OBJECTIVE >> Count the lines in the records below that contain the word "getRuntime", and give only that number.

>> start

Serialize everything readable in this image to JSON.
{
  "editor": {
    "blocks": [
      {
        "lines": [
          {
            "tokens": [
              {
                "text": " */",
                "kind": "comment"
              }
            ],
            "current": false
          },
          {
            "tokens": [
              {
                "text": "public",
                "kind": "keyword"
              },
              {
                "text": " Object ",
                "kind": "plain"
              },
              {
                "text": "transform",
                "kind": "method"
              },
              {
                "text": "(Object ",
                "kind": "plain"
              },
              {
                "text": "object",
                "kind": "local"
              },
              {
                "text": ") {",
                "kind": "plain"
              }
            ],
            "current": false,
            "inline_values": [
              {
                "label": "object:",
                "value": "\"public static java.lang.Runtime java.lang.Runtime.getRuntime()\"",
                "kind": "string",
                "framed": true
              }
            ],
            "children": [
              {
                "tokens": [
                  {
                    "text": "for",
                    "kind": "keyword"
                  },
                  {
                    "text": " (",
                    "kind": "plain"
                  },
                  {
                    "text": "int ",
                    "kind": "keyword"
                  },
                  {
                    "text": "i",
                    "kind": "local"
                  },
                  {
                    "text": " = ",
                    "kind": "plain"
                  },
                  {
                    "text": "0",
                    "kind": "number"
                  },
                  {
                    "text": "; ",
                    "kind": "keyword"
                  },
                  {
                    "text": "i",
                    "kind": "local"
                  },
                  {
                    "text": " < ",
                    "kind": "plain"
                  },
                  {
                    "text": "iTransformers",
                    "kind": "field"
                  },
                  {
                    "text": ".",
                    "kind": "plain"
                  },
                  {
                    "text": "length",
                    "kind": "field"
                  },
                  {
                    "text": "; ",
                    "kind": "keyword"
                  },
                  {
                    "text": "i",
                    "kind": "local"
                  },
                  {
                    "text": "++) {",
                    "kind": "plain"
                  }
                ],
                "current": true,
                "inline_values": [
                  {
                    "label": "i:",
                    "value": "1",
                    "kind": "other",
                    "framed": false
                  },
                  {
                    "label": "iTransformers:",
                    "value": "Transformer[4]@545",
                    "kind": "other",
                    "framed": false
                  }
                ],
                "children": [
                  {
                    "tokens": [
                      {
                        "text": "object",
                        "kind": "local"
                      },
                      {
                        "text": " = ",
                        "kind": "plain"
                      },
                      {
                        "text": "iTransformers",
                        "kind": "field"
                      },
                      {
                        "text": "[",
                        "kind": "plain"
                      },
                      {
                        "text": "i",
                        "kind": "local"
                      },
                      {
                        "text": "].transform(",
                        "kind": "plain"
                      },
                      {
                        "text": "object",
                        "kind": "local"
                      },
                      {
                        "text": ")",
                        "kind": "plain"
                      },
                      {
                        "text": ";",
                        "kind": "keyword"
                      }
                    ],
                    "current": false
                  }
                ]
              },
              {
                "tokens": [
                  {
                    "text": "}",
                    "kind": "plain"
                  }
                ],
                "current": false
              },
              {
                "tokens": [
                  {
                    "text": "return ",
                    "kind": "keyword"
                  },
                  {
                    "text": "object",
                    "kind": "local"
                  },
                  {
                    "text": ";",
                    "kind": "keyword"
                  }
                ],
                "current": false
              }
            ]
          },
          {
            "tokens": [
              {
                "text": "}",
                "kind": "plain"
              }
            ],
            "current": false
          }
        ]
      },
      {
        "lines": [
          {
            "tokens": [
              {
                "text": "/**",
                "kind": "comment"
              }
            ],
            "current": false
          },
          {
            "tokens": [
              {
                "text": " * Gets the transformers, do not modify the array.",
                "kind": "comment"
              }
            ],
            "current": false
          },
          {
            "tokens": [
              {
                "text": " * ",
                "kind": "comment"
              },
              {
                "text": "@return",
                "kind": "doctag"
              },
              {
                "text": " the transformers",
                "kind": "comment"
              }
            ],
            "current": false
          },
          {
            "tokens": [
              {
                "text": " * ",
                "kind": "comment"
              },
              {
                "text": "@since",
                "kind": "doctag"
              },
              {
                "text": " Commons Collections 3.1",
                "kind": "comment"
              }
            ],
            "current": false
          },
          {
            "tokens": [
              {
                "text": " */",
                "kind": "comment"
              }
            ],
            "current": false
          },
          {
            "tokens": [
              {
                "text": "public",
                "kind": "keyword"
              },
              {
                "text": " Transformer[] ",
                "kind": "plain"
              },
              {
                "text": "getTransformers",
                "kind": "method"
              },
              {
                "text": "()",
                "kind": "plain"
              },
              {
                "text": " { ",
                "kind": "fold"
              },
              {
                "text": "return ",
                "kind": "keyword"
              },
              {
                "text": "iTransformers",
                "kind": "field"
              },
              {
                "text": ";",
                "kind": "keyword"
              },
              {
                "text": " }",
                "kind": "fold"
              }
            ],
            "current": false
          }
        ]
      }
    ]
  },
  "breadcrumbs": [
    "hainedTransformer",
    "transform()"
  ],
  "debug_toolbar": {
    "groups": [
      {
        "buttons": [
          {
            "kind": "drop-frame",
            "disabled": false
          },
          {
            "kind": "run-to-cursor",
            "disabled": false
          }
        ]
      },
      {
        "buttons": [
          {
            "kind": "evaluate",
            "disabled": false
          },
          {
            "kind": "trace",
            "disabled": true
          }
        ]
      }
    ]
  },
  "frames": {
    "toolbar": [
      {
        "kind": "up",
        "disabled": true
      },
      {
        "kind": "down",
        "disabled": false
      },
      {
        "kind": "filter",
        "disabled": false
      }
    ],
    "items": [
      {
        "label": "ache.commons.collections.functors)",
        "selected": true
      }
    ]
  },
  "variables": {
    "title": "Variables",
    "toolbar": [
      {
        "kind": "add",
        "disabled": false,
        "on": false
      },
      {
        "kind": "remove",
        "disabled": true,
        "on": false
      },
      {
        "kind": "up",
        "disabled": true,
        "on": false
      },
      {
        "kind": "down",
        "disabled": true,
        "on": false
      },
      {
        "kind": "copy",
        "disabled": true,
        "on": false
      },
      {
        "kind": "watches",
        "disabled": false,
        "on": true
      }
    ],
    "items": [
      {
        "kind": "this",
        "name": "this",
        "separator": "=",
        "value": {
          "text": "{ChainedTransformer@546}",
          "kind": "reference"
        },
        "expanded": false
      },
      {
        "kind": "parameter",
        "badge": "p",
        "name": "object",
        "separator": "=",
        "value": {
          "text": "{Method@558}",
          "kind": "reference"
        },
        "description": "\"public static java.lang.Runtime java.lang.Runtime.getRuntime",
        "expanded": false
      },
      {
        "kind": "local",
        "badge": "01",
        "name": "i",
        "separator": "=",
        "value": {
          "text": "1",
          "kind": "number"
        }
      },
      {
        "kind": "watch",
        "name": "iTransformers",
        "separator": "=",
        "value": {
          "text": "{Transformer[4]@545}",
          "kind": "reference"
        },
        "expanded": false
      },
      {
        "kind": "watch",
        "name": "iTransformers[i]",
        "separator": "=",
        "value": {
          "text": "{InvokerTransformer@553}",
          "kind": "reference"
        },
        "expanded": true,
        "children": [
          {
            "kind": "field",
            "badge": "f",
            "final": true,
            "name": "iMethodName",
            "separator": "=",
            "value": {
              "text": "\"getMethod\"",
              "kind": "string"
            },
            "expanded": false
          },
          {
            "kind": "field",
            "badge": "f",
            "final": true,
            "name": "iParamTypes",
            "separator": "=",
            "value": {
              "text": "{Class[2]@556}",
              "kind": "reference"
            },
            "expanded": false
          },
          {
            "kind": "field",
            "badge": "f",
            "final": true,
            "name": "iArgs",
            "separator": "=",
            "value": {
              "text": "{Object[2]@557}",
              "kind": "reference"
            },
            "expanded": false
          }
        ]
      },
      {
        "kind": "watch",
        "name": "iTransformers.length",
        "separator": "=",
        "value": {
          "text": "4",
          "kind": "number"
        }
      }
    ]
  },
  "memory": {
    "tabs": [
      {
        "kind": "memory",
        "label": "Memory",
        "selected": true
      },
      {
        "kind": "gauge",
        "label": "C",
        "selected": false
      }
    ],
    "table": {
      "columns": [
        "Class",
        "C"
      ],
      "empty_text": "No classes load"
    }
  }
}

>> end

TASK RESULT >> 2